━━━ Supplied information ━━━

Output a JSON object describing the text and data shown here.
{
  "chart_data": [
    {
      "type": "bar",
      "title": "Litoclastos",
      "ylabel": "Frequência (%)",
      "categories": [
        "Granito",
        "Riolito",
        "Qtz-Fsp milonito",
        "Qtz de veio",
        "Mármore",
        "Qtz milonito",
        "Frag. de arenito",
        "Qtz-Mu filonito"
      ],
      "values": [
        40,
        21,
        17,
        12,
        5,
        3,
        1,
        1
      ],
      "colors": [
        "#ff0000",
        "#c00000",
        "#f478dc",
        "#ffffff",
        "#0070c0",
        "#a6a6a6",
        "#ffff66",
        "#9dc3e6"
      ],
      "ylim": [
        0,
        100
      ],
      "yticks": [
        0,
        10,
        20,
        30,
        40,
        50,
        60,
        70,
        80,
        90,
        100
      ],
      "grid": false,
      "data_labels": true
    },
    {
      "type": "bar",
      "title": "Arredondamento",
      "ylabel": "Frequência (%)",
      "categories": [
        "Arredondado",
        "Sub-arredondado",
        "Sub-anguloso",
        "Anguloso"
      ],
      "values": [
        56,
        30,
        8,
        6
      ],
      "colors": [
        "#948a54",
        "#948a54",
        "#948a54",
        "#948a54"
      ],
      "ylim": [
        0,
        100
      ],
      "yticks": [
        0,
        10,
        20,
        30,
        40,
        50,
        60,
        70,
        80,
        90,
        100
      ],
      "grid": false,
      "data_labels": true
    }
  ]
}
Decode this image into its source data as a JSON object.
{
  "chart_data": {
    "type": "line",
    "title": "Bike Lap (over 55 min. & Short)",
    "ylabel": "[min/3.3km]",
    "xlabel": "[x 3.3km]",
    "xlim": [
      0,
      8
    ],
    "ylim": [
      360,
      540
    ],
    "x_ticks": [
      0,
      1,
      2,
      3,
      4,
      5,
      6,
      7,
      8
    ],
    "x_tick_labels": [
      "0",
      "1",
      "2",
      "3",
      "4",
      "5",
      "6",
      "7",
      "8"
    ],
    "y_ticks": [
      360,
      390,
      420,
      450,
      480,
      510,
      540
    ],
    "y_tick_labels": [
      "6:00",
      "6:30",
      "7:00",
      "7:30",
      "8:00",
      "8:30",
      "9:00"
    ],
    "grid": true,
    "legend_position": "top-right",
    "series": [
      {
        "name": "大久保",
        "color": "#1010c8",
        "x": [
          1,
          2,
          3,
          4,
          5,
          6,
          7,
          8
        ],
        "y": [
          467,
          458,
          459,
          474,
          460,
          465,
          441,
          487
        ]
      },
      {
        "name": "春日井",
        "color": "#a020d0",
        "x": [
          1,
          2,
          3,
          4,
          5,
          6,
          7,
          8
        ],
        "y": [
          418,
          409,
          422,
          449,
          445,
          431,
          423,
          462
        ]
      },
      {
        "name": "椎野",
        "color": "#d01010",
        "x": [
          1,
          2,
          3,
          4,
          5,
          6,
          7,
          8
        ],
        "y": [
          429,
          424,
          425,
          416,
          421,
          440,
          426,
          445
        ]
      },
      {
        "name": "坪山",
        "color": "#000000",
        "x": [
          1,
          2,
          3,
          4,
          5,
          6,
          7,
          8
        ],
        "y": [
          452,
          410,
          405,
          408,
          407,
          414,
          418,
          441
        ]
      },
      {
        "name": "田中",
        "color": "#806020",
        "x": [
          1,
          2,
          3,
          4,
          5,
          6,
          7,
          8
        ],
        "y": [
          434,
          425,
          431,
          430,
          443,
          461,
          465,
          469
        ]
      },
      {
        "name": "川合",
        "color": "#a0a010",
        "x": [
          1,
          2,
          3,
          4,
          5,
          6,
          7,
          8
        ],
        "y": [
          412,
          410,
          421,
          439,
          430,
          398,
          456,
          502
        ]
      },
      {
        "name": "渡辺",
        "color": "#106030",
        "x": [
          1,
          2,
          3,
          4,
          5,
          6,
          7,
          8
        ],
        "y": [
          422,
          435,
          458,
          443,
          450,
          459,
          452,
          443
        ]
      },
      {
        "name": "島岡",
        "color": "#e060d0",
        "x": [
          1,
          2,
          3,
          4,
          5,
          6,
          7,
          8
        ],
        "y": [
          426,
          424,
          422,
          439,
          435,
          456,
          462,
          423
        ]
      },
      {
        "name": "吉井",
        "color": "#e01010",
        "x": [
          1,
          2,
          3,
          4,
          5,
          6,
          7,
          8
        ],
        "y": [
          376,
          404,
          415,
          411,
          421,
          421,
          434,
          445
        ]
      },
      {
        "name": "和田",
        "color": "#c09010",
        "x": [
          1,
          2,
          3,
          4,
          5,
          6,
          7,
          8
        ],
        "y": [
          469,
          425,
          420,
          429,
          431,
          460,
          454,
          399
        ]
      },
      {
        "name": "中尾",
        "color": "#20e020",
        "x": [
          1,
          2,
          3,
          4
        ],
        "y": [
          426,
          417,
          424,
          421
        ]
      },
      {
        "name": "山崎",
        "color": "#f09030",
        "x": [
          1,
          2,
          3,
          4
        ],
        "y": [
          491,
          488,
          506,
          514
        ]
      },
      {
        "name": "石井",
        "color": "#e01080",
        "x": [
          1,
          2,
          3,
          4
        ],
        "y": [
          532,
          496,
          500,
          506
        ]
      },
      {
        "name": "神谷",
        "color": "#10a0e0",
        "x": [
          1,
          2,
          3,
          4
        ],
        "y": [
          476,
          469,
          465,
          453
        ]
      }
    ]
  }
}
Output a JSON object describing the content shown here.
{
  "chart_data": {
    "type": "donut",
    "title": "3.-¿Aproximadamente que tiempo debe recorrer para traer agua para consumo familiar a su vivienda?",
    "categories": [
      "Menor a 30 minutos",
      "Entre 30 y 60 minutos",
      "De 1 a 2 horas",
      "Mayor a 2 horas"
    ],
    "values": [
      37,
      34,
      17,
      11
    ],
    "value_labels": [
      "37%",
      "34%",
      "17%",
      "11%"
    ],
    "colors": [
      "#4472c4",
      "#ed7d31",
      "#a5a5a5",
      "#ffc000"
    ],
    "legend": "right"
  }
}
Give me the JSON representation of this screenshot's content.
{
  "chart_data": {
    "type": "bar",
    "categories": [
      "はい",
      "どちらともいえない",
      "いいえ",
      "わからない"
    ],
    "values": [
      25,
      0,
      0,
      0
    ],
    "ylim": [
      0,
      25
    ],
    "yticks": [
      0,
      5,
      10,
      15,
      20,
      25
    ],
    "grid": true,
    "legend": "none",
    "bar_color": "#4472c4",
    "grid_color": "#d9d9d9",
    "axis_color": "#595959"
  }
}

━━━

Your task is to repeat the data exactly, with nothing left out.

Output a JSON object describing the text and data shown here.
{
  "chart_data": [
    {
      "type": "bar",
      "title": "Litoclastos",
      "ylabel": "Frequência (%)",
      "categories": [
        "Granito",
        "Riolito",
        "Qtz-Fsp milonito",
        "Qtz de veio",
        "Mármore",
        "Qtz milonito",
        "Frag. de arenito",
        "Qtz-Mu filonito"
      ],
      "values": [
        40,
        21,
        17,
        12,
        5,
        3,
        1,
        1
      ],
      "colors": [
        "#ff0000",
        "#c00000",
        "#f478dc",
        "#ffffff",
        "#0070c0",
        "#a6a6a6",
        "#ffff66",
        "#9dc3e6"
      ],
      "ylim": [
        0,
        100
      ],
      "yticks": [
        0,
        10,
        20,
        30,
        40,
        50,
        60,
        70,
        80,
        90,
        100
      ],
      "grid": false,
      "data_labels": true
    },
    {
      "type": "bar",
      "title": "Arredondamento",
      "ylabel": "Frequência (%)",
      "categories": [
        "Arredondado",
        "Sub-arredondado",
        "Sub-anguloso",
        "Anguloso"
      ],
      "values": [
        56,
        30,
        8,
        6
      ],
      "colors": [
        "#948a54",
        "#948a54",
        "#948a54",
        "#948a54"
      ],
      "ylim": [
        0,
        100
      ],
      "yticks": [
        0,
        10,
        20,
        30,
        40,
        50,
        60,
        70,
        80,
        90,
        100
      ],
      "grid": false,
      "data_labels": true
    }
  ]
}
Decode this image into its source data as a JSON object.
{
  "chart_data": {
    "type": "line",
    "title": "Bike Lap (over 55 min. & Short)",
    "ylabel": "[min/3.3km]",
    "xlabel": "[x 3.3km]",
    "xlim": [
      0,
      8
    ],
    "ylim": [
      360,
      540
    ],
    "x_ticks": [
      0,
      1,
      2,
      3,
      4,
      5,
      6,
      7,
      8
    ],
    "x_tick_labels": [
      "0",
      "1",
      "2",
      "3",
      "4",
      "5",
      "6",
      "7",
      "8"
    ],
    "y_ticks": [
      360,
      390,
      420,
      450,
      480,
      510,
      540
    ],
    "y_tick_labels": [
      "6:00",
      "6:30",
      "7:00",
      "7:30",
      "8:00",
      "8:30",
      "9:00"
    ],
    "grid": true,
    "legend_position": "top-right",
    "series": [
      {
        "name": "大久保",
        "color": "#1010c8",
        "x": [
          1,
          2,
          3,
          4,
          5,
          6,
          7,
          8
        ],
        "y": [
          467,
          458,
          459,
          474,
          460,
          465,
          441,
          487
        ]
      },
      {
        "name": "春日井",
        "color": "#a020d0",
        "x": [
          1,
          2,
          3,
          4,
          5,
          6,
          7,
          8
        ],
        "y": [
          418,
          409,
          422,
          449,
          445,
          431,
          423,
          462
        ]
      },
      {
        "name": "椎野",
        "color": "#d01010",
        "x": [
          1,
          2,
          3,
          4,
          5,
          6,
          7,
          8
        ],
        "y": [
          429,
          424,
          425,
          416,
          421,
          440,
          426,
          445
        ]
      },
      {
        "name": "坪山",
        "color": "#000000",
        "x": [
          1,
          2,
          3,
          4,
          5,
          6,
          7,
          8
        ],
        "y": [
          452,
          410,
          405,
          408,
          407,
          414,
          418,
          441
        ]
      },
      {
        "name": "田中",
        "color": "#806020",
        "x": [
          1,
          2,
          3,
          4,
          5,
          6,
          7,
          8
        ],
        "y": [
          434,
          425,
          431,
          430,
          443,
          461,
          465,
          469
        ]
      },
      {
        "name": "川合",
        "color": "#a0a010",
        "x": [
          1,
          2,
          3,
          4,
          5,
          6,
          7,
          8
        ],
        "y": [
          412,
          410,
          421,
          439,
          430,
          398,
          456,
          502
        ]
      },
      {
        "name": "渡辺",
        "color": "#106030",
        "x": [
          1,
          2,
          3,
          4,
          5,
          6,
          7,
          8
        ],
        "y": [
          422,
          435,
          458,
          443,
          450,
          459,
          452,
          443
        ]
      },
      {
        "name": "島岡",
        "color": "#e060d0",
        "x": [
          1,
          2,
          3,
          4,
          5,
          6,
          7,
          8
        ],
        "y": [
          426,
          424,
          422,
          439,
          435,
          456,
          462,
          423
        ]
      },
      {
        "name": "吉井",
        "color": "#e01010",
        "x": [
          1,
          2,
          3,
          4,
          5,
          6,
          7,
          8
        ],
        "y": [
          376,
          404,
          415,
          411,
          421,
          421,
          434,
          445
        ]
      },
      {
        "name": "和田",
        "color": "#c09010",
        "x": [
          1,
          2,
          3,
          4,
          5,
          6,
          7,
          8
        ],
        "y": [
          469,
          425,
          420,
          429,
          431,
          460,
          454,
          399
        ]
      },
      {
        "name": "中尾",
        "color": "#20e020",
        "x": [
          1,
          2,
          3,
          4
        ],
        "y": [
          426,
          417,
          424,
          421
        ]
      },
      {
        "name": "山崎",
        "color": "#f09030",
        "x": [
          1,
          2,
          3,
          4
        ],
        "y": [
          491,
          488,
          506,
          514
        ]
      },
      {
        "name": "石井",
        "color": "#e01080",
        "x": [
          1,
          2,
          3,
          4
        ],
        "y": [
          532,
          496,
          500,
          506
        ]
      },
      {
        "name": "神谷",
        "color": "#10a0e0",
        "x": [
          1,
          2,
          3,
          4
        ],
        "y": [
          476,
          469,
          465,
          453
        ]
      }
    ]
  }
}
Output a JSON object describing the content shown here.
{
  "chart_data": {
    "type": "donut",
    "title": "3.-¿Aproximadamente que tiempo debe recorrer para traer agua para consumo familiar a su vivienda?",
    "categories": [
      "Menor a 30 minutos",
      "Entre 30 y 60 minutos",
      "De 1 a 2 horas",
      "Mayor a 2 horas"
    ],
    "values": [
      37,
      34,
      17,
      11
    ],
    "value_labels": [
      "37%",
      "34%",
      "17%",
      "11%"
    ],
    "colors": [
      "#4472c4",
      "#ed7d31",
      "#a5a5a5",
      "#ffc000"
    ],
    "legend": "right"
  }
}
Give me the JSON representation of this screenshot's content.
{
  "chart_data": {
    "type": "bar",
    "categories": [
      "はい",
      "どちらともいえない",
      "いいえ",
      "わからない"
    ],
    "values": [
      25,
      0,
      0,
      0
    ],
    "ylim": [
      0,
      25
    ],
    "yticks": [
      0,
      5,
      10,
      15,
      20,
      25
    ],
    "grid": true,
    "legend": "none",
    "bar_color": "#4472c4",
    "grid_color": "#d9d9d9",
    "axis_color": "#595959"
  }
}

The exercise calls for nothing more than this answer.